◆ Work required: Each line that contains the word "Februar" counts once; give the total for the records below and nothing else.

(Part of a data file)
+++++
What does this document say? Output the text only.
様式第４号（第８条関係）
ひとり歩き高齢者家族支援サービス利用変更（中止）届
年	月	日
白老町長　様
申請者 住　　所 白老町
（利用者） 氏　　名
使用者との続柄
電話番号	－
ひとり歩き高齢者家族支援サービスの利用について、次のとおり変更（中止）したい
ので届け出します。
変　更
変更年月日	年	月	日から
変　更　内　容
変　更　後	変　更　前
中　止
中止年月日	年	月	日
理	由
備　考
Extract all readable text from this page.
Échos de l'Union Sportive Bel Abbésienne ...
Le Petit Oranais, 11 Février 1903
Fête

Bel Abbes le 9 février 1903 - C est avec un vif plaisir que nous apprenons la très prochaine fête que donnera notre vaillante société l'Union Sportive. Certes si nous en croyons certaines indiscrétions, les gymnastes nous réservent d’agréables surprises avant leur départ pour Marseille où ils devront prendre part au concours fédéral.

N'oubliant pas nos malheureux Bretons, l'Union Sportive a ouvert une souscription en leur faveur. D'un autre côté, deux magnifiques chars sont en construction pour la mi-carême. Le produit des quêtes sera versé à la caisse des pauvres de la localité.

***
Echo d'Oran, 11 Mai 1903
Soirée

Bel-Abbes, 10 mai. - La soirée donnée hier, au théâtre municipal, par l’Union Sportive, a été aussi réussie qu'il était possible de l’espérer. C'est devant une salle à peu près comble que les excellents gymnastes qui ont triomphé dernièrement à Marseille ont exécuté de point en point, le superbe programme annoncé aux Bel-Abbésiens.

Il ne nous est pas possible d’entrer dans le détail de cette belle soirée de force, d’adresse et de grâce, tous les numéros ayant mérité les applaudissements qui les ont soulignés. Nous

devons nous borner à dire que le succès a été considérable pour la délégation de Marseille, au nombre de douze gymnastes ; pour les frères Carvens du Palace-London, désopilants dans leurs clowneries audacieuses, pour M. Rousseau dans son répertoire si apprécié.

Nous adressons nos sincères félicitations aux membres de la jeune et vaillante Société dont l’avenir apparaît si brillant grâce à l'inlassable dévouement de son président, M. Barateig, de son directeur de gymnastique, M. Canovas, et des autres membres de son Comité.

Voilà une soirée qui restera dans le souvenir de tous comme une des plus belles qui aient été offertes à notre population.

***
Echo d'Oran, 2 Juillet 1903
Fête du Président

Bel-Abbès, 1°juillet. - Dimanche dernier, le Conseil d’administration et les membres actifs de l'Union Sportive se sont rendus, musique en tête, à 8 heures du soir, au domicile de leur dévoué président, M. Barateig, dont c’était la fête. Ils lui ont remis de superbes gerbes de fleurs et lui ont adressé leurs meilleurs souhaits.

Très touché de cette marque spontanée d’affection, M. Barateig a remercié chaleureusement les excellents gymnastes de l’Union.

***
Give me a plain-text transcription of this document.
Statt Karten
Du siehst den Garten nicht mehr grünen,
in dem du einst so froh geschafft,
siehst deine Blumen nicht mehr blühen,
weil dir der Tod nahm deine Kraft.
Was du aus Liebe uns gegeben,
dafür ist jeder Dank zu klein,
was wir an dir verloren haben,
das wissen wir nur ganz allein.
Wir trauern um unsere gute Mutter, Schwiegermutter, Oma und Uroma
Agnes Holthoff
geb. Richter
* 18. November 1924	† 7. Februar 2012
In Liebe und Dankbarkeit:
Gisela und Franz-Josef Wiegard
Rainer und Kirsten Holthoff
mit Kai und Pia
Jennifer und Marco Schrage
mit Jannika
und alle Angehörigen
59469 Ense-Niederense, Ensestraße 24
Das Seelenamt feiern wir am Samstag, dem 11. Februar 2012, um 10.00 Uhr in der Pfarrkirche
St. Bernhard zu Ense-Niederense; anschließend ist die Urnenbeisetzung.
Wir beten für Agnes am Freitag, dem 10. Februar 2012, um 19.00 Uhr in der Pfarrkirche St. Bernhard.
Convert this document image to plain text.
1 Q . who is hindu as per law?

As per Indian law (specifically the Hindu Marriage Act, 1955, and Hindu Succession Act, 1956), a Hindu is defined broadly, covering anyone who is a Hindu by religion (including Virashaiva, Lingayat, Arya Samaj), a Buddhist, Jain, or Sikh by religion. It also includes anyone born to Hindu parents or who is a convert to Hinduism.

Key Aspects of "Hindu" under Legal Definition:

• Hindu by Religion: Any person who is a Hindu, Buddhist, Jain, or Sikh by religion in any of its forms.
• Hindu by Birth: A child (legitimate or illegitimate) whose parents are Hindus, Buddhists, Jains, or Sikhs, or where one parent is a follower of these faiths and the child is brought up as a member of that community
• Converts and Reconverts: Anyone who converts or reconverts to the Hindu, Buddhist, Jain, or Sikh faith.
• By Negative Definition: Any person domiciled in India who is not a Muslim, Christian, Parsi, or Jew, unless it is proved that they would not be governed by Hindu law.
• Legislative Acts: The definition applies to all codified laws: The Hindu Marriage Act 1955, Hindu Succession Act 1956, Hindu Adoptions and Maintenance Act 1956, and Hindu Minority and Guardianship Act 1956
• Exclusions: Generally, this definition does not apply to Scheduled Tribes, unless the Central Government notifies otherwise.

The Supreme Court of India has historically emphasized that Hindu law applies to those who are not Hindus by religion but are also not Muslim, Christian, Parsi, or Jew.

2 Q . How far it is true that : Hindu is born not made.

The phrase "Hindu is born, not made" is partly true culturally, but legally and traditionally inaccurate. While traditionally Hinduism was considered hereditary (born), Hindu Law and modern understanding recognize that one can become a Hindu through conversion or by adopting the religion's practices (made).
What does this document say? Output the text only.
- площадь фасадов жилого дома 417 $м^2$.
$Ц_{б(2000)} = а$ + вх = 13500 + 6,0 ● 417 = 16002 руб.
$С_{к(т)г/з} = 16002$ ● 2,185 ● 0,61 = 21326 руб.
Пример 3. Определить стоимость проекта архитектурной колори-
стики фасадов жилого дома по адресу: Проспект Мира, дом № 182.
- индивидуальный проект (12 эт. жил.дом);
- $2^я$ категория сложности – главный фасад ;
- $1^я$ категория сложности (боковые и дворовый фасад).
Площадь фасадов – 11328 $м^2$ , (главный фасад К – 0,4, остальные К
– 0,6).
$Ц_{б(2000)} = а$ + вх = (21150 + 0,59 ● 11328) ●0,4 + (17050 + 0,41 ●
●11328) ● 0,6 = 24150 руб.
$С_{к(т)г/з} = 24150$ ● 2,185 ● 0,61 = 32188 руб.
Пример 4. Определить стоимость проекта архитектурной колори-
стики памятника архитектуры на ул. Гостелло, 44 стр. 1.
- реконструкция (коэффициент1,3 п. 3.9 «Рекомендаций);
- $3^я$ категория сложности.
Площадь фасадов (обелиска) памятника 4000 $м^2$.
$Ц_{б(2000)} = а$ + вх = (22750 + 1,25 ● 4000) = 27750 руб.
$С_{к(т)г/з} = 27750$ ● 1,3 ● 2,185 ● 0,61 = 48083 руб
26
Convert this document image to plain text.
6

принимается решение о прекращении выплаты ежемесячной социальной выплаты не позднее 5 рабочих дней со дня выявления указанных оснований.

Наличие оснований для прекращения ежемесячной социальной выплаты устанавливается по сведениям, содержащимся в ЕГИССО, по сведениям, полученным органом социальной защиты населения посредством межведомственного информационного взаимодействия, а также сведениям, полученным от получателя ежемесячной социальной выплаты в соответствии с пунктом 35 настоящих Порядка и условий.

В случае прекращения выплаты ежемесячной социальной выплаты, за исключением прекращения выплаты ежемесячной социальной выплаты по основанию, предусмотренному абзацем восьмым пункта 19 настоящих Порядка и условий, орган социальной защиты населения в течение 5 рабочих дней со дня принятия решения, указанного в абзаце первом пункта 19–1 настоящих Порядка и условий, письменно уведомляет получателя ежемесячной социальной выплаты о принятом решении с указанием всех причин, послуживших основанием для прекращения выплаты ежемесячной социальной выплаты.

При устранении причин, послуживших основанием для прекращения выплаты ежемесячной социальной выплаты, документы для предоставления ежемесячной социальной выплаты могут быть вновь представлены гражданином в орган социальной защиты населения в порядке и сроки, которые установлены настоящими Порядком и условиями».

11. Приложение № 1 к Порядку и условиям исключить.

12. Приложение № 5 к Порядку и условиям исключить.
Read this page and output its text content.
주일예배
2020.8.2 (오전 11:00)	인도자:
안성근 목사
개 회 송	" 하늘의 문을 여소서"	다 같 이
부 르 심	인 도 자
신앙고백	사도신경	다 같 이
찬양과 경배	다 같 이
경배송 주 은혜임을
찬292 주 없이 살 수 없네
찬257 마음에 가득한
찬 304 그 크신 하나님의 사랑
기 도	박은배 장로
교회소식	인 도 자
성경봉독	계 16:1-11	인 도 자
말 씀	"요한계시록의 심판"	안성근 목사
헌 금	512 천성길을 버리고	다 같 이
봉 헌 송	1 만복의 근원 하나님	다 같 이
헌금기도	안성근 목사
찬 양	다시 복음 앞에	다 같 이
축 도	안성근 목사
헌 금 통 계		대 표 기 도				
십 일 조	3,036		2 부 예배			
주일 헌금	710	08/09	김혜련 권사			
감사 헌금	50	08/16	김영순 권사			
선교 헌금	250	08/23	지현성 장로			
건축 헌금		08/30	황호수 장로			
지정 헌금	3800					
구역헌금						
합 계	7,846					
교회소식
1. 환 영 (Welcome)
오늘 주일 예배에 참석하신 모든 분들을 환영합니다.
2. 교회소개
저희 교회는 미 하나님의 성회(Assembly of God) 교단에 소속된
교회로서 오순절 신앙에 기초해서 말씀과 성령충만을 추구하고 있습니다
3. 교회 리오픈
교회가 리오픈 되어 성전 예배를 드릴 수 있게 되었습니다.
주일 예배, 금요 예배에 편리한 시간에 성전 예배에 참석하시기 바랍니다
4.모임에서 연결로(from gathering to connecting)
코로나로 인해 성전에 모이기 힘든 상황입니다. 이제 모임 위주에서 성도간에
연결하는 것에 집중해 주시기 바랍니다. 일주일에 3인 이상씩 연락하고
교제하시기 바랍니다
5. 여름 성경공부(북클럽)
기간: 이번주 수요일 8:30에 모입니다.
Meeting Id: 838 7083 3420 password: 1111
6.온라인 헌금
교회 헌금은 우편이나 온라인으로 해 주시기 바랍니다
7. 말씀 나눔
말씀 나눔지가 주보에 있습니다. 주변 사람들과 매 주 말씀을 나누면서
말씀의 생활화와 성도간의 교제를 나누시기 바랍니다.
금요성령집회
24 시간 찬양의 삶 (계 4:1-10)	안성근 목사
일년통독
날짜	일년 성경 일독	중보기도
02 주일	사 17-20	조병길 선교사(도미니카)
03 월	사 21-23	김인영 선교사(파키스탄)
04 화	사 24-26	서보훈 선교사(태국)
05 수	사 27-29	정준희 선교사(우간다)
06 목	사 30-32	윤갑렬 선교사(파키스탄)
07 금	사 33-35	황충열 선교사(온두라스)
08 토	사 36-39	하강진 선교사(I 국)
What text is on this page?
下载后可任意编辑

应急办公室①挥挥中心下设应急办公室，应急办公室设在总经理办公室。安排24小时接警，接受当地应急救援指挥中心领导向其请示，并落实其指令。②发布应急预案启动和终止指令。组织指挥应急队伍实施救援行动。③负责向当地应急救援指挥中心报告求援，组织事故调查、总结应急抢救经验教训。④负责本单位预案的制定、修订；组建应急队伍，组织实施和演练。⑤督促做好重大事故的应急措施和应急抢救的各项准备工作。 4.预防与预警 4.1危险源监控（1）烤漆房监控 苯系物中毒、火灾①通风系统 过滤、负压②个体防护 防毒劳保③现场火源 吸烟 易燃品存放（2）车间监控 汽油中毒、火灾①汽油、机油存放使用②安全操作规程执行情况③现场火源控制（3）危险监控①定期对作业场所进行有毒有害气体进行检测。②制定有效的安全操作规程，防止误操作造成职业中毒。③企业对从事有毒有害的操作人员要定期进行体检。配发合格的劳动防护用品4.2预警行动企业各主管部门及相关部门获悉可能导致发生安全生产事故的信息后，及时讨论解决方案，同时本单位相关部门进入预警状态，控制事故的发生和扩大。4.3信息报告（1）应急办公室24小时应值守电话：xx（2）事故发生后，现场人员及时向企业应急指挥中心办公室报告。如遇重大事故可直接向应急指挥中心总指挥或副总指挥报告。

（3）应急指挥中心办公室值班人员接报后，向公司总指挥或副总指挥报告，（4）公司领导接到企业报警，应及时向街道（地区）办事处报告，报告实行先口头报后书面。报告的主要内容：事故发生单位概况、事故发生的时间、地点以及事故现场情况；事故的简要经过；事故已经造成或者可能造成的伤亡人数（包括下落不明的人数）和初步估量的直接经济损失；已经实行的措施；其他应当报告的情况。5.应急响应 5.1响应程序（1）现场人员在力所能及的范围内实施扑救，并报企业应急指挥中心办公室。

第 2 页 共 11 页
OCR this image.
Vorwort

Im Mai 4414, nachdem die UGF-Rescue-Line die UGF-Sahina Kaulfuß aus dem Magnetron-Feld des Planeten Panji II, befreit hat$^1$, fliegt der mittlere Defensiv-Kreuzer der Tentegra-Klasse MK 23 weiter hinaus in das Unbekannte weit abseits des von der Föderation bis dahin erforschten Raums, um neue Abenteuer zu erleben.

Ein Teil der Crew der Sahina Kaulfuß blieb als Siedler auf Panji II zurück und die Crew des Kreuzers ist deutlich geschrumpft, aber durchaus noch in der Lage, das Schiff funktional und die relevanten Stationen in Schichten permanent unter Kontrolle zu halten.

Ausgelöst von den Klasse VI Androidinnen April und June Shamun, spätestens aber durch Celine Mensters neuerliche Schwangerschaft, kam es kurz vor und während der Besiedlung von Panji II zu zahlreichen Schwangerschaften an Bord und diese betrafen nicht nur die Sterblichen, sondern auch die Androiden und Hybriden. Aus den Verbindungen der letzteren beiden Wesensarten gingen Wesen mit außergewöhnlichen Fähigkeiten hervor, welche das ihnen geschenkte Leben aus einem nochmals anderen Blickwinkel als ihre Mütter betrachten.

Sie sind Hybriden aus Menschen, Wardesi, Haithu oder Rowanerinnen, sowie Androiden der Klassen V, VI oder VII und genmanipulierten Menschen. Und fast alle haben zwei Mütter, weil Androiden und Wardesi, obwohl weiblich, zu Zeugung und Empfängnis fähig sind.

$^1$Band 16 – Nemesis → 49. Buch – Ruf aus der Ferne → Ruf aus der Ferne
+++++
◆ Answer to the problem: 3